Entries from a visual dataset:
○ ○ ○

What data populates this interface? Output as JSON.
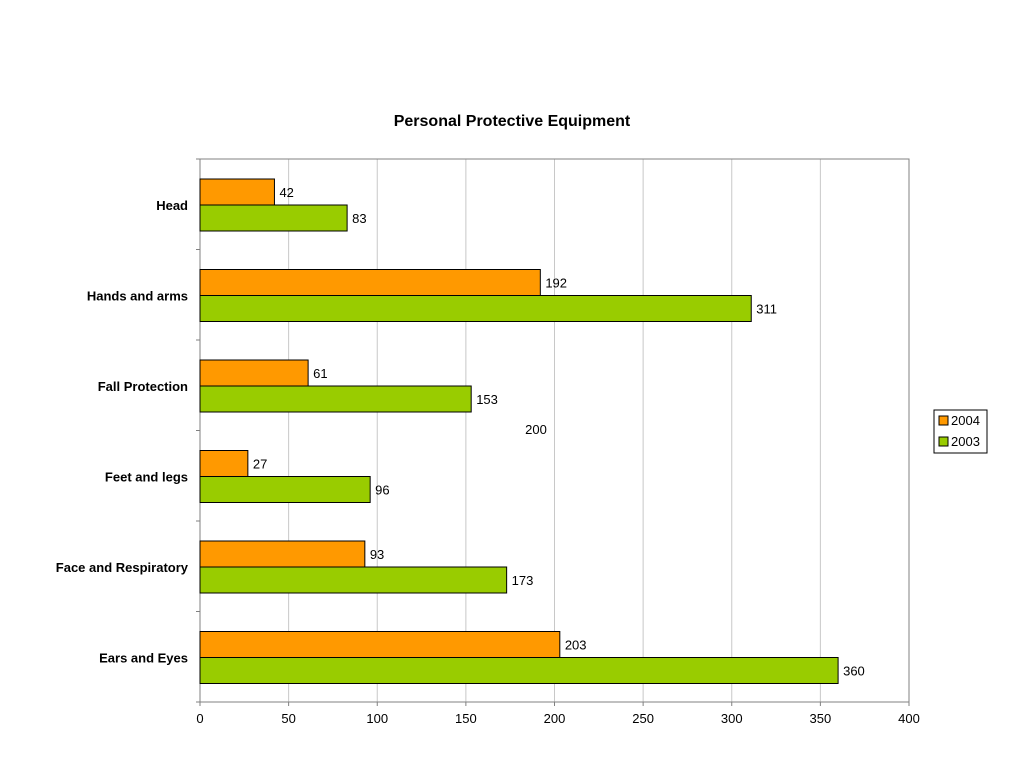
{
  "chart_data": {
    "type": "bar",
    "orientation": "horizontal",
    "title": "Personal Protective Equipment",
    "categories": [
      "Head",
      "Hands and arms",
      "Fall Protection",
      "Feet and legs",
      "Face and Respiratory",
      "Ears and Eyes"
    ],
    "series": [
      {
        "name": "2004",
        "color": "#ff9900",
        "values": [
          42,
          192,
          61,
          27,
          93,
          203
        ]
      },
      {
        "name": "2003",
        "color": "#99cc00",
        "values": [
          83,
          311,
          153,
          96,
          173,
          360
        ]
      }
    ],
    "xlim": [
      0,
      400
    ],
    "x_ticks": [
      0,
      50,
      100,
      150,
      200,
      250,
      300,
      350,
      400
    ],
    "grid": "vertical",
    "legend_position": "right",
    "annotation": "200",
    "data_labels": true
  }
}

○ ○ ○

Repeat the data exactly, without the pictures.

What data populates this interface? Output as JSON.
{
  "chart_data": {
    "type": "bar",
    "orientation": "horizontal",
    "title": "Personal Protective Equipment",
    "categories": [
      "Head",
      "Hands and arms",
      "Fall Protection",
      "Feet and legs",
      "Face and Respiratory",
      "Ears and Eyes"
    ],
    "series": [
      {
        "name": "2004",
        "color": "#ff9900",
        "values": [
          42,
          192,
          61,
          27,
          93,
          203
        ]
      },
      {
        "name": "2003",
        "color": "#99cc00",
        "values": [
          83,
          311,
          153,
          96,
          173,
          360
        ]
      }
    ],
    "xlim": [
      0,
      400
    ],
    "x_ticks": [
      0,
      50,
      100,
      150,
      200,
      250,
      300,
      350,
      400
    ],
    "grid": "vertical",
    "legend_position": "right",
    "annotation": "200",
    "data_labels": true
  }
}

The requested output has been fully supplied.